▸ **Requirement**: Find every line of the listing below where "this" appears, and copy it.

[Data records]
· · · · · · ·

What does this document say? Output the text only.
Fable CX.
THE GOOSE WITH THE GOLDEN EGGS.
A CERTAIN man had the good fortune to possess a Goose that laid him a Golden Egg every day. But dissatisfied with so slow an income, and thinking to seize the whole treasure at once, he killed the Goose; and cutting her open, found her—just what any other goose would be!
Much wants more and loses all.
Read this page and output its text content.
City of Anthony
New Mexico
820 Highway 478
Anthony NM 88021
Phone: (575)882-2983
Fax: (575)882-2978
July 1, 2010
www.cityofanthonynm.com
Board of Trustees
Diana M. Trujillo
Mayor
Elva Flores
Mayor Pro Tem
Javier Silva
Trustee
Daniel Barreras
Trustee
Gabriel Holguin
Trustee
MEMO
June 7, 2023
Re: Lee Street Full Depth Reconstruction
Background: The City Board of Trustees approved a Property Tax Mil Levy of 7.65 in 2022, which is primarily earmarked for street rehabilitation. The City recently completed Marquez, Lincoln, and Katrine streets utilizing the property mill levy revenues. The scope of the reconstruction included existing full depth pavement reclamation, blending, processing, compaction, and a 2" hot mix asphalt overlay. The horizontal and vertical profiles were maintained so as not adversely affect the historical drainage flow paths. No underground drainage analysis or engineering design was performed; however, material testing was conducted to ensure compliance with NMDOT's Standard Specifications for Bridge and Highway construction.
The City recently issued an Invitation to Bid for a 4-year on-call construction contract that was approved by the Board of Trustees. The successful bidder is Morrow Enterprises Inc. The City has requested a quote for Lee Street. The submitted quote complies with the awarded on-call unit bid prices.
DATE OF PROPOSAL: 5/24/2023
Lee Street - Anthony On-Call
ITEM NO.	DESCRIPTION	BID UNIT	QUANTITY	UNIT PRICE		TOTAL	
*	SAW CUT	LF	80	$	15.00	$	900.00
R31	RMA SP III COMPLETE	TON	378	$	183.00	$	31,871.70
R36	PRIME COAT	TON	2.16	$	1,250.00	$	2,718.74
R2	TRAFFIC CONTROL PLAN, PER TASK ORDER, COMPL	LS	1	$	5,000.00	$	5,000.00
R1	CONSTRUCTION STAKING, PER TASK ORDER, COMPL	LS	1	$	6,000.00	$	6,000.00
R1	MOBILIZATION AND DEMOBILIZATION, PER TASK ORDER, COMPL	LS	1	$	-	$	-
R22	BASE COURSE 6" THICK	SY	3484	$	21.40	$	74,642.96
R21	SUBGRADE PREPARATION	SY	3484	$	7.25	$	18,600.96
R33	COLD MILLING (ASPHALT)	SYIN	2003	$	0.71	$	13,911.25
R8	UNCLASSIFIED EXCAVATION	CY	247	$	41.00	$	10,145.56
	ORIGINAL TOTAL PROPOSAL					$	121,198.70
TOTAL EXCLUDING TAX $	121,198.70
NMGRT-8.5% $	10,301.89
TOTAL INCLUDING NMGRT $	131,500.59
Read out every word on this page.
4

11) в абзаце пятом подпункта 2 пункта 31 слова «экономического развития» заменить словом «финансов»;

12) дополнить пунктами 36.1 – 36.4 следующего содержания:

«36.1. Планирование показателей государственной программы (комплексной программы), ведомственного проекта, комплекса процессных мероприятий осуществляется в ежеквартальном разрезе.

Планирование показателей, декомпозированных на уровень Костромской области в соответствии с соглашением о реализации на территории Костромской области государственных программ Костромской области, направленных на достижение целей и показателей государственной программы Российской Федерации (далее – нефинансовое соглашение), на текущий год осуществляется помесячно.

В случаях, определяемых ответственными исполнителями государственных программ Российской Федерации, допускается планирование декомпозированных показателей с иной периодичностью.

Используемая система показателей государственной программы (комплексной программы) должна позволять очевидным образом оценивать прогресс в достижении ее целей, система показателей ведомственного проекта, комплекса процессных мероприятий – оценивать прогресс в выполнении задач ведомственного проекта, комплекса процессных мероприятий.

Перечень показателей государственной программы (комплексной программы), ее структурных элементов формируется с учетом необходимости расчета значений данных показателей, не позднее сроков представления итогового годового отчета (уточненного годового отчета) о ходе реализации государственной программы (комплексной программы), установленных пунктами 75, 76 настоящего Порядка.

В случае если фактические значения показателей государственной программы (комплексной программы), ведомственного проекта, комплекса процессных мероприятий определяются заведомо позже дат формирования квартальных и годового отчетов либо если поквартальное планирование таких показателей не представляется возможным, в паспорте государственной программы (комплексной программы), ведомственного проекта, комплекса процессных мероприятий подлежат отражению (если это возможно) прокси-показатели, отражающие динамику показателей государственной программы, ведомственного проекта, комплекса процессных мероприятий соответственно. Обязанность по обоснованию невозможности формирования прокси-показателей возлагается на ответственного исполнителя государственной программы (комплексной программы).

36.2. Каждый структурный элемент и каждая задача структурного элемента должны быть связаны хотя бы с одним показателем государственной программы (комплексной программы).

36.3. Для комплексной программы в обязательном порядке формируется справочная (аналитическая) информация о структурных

· · · · · · ·

▸ **Output of the task**:
What does this document say? Output the text only.
Read this page and output its text content.
Read out every word on this page.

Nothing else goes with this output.